### EXERCISE
Without the pictures, copy the entries below word for word.
******
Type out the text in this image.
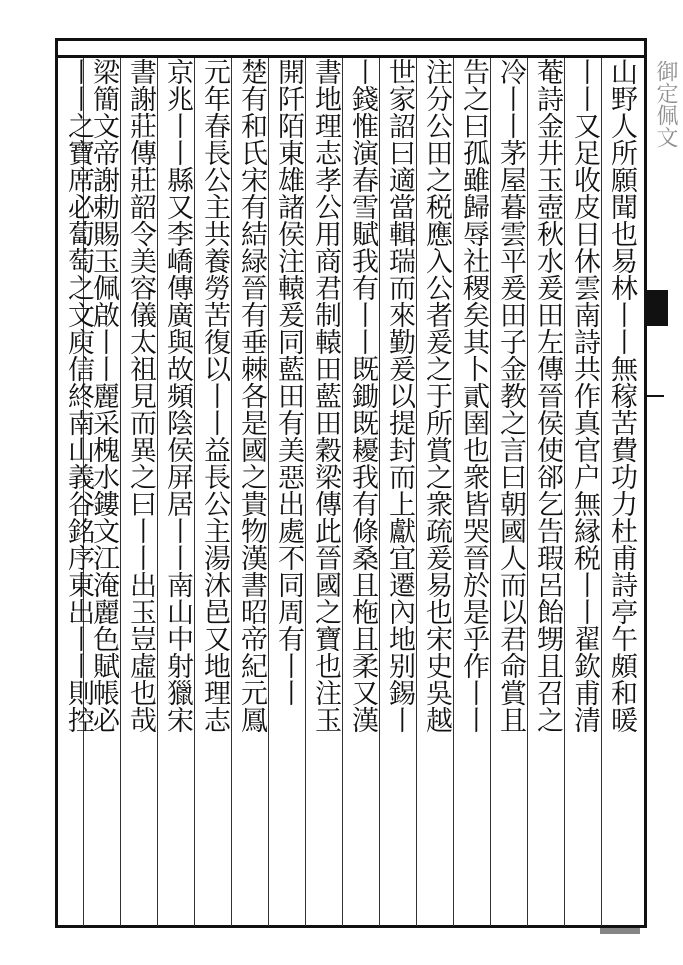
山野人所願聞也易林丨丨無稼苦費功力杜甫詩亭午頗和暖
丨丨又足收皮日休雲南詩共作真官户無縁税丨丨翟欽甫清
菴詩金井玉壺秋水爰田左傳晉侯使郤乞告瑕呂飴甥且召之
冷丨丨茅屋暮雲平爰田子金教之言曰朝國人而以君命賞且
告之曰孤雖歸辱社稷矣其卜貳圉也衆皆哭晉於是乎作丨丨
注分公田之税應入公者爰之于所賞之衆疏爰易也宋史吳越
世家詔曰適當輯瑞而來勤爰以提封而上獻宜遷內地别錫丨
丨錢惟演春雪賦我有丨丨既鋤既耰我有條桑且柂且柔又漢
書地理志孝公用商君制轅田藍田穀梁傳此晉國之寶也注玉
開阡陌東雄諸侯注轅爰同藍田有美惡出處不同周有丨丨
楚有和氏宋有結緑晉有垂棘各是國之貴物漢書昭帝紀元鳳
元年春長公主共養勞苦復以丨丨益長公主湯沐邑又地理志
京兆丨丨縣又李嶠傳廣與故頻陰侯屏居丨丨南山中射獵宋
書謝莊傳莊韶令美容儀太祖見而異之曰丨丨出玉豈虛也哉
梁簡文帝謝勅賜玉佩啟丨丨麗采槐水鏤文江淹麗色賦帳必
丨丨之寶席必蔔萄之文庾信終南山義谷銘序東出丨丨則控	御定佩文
******
### WRITTEN REPLY
Type out the text in this image.
山野人所願聞也易林丨丨無稼苦費功力杜甫詩亭午頗和暖
丨丨又足收皮日休雲南詩共作真官户無縁税丨丨翟欽甫清
菴詩金井玉壺秋水爰田左傳晉侯使郤乞告瑕呂飴甥且召之
冷丨丨茅屋暮雲平爰田子金教之言曰朝國人而以君命賞且
告之曰孤雖歸辱社稷矣其卜貳圉也衆皆哭晉於是乎作丨丨
注分公田之税應入公者爰之于所賞之衆疏爰易也宋史吳越
世家詔曰適當輯瑞而來勤爰以提封而上獻宜遷內地别錫丨
丨錢惟演春雪賦我有丨丨既鋤既耰我有條桑且柂且柔又漢
書地理志孝公用商君制轅田藍田穀梁傳此晉國之寶也注玉
開阡陌東雄諸侯注轅爰同藍田有美惡出處不同周有丨丨
楚有和氏宋有結緑晉有垂棘各是國之貴物漢書昭帝紀元鳳
元年春長公主共養勞苦復以丨丨益長公主湯沐邑又地理志
京兆丨丨縣又李嶠傳廣與故頻陰侯屏居丨丨南山中射獵宋
書謝莊傳莊韶令美容儀太祖見而異之曰丨丨出玉豈虛也哉
梁簡文帝謝勅賜玉佩啟丨丨麗采槐水鏤文江淹麗色賦帳必
丨丨之寶席必蔔萄之文庾信終南山義谷銘序東出丨丨則控	御定佩文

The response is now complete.